- **TASK DIRECTIONS**
Copy out everything from the start of the listing below down to the line containing "bar xyxy=(852,380,1046,475)", including that line, without changing anything.

Layout coordinate data
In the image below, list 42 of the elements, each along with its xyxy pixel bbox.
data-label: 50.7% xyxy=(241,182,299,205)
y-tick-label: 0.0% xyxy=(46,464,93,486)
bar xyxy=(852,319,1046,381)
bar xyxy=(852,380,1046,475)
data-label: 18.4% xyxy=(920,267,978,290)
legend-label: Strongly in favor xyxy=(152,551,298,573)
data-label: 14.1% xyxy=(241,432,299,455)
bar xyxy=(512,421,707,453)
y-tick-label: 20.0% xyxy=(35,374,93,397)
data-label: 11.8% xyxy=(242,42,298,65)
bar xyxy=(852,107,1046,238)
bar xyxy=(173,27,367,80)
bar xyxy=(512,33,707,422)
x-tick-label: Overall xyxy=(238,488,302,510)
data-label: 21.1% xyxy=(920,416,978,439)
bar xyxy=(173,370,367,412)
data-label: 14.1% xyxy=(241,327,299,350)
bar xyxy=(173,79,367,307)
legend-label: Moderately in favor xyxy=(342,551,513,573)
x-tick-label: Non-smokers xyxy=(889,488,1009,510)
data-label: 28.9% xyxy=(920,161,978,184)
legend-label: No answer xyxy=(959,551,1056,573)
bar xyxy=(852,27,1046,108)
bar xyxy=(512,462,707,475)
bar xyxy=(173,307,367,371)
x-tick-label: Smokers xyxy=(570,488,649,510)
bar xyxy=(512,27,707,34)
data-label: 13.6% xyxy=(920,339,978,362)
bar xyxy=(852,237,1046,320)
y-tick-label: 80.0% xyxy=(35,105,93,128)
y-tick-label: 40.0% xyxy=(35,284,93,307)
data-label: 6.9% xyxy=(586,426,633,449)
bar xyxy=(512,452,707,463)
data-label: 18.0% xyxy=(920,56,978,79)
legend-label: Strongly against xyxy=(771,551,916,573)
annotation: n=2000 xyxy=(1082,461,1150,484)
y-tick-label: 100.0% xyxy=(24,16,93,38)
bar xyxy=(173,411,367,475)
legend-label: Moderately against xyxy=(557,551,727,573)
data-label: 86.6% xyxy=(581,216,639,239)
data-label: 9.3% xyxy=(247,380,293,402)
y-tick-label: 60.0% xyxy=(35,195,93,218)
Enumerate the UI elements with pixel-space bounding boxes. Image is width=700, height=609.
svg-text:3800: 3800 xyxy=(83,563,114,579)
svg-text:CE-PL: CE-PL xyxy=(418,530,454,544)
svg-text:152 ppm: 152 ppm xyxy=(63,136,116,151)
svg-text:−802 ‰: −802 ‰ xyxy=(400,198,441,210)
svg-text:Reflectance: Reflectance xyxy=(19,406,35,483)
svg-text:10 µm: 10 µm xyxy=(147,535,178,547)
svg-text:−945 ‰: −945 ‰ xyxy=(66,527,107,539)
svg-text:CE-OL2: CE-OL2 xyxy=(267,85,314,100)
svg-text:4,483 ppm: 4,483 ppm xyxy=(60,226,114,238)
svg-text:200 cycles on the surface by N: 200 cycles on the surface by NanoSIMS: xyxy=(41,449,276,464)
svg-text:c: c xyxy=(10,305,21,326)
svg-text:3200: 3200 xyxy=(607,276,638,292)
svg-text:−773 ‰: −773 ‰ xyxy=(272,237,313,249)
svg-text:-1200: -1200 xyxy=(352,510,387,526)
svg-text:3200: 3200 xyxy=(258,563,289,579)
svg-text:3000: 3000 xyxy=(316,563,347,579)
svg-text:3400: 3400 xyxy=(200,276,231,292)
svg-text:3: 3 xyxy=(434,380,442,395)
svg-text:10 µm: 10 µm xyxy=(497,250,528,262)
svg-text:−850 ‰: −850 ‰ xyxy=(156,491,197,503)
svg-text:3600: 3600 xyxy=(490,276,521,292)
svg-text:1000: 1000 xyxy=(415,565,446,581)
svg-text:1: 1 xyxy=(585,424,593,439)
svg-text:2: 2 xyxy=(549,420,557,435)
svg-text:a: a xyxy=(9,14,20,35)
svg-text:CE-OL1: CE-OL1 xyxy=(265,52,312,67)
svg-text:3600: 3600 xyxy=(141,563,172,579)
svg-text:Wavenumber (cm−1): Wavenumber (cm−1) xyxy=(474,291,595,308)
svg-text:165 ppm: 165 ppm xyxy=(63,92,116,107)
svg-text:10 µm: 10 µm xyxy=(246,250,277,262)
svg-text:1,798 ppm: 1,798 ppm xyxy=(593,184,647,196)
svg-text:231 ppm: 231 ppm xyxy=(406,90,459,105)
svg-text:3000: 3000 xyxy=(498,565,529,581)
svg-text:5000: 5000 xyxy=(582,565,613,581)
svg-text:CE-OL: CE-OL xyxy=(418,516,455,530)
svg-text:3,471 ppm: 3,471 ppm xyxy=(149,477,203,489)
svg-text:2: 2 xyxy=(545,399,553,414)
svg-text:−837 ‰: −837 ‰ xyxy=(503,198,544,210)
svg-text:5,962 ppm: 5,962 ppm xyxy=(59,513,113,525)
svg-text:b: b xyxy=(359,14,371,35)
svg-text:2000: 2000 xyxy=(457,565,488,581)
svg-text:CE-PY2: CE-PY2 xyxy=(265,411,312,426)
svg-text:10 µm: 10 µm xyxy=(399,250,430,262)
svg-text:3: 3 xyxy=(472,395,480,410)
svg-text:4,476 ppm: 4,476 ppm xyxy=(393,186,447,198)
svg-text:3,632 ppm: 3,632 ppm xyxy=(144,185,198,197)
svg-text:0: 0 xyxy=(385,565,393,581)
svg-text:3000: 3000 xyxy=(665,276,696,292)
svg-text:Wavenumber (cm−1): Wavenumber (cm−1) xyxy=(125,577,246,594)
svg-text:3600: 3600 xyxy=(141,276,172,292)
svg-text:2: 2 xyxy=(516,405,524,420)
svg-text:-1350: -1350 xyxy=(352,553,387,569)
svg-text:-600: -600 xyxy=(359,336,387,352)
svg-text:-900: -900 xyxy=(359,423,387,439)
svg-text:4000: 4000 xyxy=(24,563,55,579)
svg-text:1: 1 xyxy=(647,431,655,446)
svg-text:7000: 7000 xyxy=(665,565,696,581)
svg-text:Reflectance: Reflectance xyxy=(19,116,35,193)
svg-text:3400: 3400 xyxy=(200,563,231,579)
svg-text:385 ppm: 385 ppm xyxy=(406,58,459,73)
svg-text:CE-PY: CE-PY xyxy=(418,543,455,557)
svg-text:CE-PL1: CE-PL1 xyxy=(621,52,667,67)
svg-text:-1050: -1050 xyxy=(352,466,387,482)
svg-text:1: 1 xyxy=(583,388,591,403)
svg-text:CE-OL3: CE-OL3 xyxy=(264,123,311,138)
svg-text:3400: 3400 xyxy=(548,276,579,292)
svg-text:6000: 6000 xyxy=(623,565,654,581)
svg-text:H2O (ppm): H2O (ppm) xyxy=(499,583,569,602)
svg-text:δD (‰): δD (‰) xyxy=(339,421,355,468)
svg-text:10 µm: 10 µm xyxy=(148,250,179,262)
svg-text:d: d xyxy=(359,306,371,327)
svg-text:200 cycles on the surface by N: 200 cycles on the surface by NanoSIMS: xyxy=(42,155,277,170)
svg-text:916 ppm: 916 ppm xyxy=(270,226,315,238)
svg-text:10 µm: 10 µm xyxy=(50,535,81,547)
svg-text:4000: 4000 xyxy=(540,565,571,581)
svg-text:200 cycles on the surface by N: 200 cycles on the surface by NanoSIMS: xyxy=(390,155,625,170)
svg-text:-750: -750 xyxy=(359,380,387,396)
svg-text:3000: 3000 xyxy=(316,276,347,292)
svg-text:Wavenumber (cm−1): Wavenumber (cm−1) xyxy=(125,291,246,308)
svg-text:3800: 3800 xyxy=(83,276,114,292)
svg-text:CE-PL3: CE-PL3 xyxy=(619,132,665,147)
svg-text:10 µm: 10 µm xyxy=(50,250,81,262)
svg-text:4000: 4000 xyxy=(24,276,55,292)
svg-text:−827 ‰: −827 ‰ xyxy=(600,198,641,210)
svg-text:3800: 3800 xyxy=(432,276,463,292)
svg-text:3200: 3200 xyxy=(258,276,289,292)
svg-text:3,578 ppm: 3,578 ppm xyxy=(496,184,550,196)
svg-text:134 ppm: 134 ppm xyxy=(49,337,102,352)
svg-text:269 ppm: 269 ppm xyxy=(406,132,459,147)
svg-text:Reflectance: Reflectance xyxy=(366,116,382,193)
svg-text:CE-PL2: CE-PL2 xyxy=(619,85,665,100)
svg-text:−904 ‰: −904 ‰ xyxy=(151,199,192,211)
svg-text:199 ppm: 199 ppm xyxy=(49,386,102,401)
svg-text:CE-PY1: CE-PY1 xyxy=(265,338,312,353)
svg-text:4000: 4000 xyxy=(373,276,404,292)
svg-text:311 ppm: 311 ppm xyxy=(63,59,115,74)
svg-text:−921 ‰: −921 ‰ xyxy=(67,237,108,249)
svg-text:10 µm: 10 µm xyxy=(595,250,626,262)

- **THE SOLUTION**
In the image below, list 42 of the elements, each along with its xyxy pixel bbox.
data-label: 50.7% xyxy=(241,182,299,205)
y-tick-label: 0.0% xyxy=(46,464,93,486)
bar xyxy=(852,319,1046,381)
bar xyxy=(852,380,1046,475)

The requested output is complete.